As a writer, I'm still floundering with a broken middle and won't pretend to be any kind of expert. As a reader, I say:
1. No one's going to tip you by the adjective. Less is more.
2. Write what you mean. While your metaphors drip with analogies, some things end up just not making sense.
3. There's only so unreliable your third person narrator can be. It ends up reading like I hold this thing to be true, and I will continue to hold it as true and cram it down your throat (in case you missed it during the initial info dump) as everything I write around it contradicts it.

Okay, unpublished writer to kinda-published author, having a guy who sort of works for you as your editor is like having your mom be your beta reader. Don't do it.

Monday, November 9, 2009

Not taking helpful advice

I should be, at this moment, sneaking an illicit smoke before rushing into my Physical Anthropology class. Instead, I'm fighting with my body. Again. Since I've been absent more than I can stand already, I will win in time for American Identities. The struggle got me thinking of something my mom said just a few days ago as I lamented about the the pain I was in and the classes I was missing: "I don't know why you're even putting yourself through going back to school. Why don't you just stay home?"

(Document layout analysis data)

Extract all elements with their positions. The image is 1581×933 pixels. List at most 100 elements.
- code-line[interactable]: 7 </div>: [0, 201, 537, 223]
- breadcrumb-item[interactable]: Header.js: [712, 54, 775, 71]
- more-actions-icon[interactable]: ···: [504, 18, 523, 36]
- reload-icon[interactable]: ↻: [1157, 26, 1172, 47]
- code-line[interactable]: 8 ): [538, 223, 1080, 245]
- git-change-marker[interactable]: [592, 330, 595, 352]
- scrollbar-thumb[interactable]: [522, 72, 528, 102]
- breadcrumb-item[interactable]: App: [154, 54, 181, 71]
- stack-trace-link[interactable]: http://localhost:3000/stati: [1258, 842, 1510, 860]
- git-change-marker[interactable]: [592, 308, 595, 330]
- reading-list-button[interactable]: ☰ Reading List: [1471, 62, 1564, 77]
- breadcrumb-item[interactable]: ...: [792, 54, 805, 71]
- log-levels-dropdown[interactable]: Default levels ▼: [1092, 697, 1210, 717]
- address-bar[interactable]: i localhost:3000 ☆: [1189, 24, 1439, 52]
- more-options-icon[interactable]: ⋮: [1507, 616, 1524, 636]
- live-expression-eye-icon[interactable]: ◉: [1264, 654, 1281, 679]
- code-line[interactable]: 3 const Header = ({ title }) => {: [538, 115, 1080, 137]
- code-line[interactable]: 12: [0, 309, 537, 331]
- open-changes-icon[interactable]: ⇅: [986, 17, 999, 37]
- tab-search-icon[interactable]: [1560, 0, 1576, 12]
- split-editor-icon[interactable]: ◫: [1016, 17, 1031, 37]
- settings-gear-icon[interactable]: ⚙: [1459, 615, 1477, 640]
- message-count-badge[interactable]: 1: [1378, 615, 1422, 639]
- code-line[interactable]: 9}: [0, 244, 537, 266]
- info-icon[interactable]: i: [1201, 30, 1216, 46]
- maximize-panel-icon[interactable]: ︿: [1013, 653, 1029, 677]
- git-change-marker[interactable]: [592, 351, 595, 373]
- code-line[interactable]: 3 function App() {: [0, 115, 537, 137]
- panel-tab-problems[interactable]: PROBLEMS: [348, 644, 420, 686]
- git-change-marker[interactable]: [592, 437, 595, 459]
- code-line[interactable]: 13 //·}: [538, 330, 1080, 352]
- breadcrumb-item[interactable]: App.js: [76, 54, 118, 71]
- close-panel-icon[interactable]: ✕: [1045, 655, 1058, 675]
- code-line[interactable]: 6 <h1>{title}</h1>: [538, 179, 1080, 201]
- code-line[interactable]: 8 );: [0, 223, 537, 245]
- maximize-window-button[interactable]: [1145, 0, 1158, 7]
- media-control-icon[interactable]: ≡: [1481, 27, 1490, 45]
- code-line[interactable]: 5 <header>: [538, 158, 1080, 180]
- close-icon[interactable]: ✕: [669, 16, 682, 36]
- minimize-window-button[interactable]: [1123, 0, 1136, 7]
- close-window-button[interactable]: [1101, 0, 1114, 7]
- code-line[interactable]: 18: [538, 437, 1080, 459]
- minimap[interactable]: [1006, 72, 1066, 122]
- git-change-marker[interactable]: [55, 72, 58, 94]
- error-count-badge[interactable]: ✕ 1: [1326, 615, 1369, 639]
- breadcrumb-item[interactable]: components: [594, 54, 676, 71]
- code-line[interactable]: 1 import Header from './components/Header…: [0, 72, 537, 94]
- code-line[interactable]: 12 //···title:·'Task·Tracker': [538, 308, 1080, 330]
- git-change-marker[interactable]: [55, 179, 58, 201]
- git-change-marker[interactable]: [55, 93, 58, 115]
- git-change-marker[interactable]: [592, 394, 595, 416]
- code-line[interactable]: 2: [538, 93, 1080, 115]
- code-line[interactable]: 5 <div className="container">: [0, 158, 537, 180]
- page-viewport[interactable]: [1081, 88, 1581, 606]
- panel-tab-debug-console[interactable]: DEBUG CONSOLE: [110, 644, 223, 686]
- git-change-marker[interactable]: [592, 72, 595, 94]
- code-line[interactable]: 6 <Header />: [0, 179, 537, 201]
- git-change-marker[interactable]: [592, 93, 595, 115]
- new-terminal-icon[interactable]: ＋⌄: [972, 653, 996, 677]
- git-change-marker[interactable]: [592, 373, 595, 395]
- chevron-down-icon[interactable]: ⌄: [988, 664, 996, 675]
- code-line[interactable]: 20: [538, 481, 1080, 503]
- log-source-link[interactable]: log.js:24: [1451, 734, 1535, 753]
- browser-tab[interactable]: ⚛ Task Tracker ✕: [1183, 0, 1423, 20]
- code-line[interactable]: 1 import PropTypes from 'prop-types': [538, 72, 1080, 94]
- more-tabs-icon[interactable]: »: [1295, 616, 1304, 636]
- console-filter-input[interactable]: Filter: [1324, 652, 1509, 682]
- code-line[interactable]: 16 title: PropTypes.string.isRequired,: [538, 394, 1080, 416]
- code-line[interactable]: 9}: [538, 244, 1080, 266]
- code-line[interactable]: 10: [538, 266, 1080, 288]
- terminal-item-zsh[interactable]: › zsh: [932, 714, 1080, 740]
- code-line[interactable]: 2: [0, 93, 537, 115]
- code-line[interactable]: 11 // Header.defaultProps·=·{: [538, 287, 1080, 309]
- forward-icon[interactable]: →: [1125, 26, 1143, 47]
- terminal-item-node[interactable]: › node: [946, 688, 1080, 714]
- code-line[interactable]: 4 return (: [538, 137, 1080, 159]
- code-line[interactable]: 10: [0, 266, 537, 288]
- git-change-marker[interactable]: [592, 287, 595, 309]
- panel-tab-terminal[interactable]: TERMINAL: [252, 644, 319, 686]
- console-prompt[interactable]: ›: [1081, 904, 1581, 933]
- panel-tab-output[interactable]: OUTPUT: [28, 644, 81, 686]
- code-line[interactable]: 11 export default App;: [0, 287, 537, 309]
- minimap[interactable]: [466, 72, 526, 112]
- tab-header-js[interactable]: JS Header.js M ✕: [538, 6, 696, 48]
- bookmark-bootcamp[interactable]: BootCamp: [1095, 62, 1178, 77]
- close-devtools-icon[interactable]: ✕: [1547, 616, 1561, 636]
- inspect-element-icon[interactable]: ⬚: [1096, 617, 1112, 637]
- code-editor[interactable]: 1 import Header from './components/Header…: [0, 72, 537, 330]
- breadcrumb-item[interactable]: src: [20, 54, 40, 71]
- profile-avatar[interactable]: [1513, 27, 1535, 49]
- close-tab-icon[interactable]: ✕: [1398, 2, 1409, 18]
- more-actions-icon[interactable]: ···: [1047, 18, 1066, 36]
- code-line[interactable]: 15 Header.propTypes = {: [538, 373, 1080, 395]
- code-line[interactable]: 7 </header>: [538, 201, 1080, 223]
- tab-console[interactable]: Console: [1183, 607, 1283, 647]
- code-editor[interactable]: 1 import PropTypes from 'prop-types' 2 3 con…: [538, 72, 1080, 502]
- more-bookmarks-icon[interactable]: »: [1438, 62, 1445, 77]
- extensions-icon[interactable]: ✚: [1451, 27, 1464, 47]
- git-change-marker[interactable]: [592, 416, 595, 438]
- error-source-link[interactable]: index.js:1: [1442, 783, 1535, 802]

▶ [Your assignment] Please write out the blog post above in full, word for word. The entries have nothing to do with this work.

▶ [Result]
As a writer, I'm still floundering with a broken middle and won't pretend to be any kind of expert. As a reader, I say:
1. No one's going to tip you by the adjective. Less is more.
2. Write what you mean. While your metaphors drip with analogies, some things end up just not making sense.
3. There's only so unreliable your third person narrator can be. It ends up reading like I hold this thing to be true, and I will continue to hold it as true and cram it down your throat (in case you missed it during the initial info dump) as everything I write around it contradicts it.

Okay, unpublished writer to kinda-published author, having a guy who sort of works for you as your editor is like having your mom be your beta reader. Don't do it.

Monday, November 9, 2009

Not taking helpful advice

I should be, at this moment, sneaking an illicit smoke before rushing into my Physical Anthropology class. Instead, I'm fighting with my body. Again. Since I've been absent more than I can stand already, I will win in time for American Identities. The struggle got me thinking of something my mom said just a few days ago as I lamented about the the pain I was in and the classes I was missing: "I don't know why you're even putting yourself through going back to school. Why don't you just stay home?"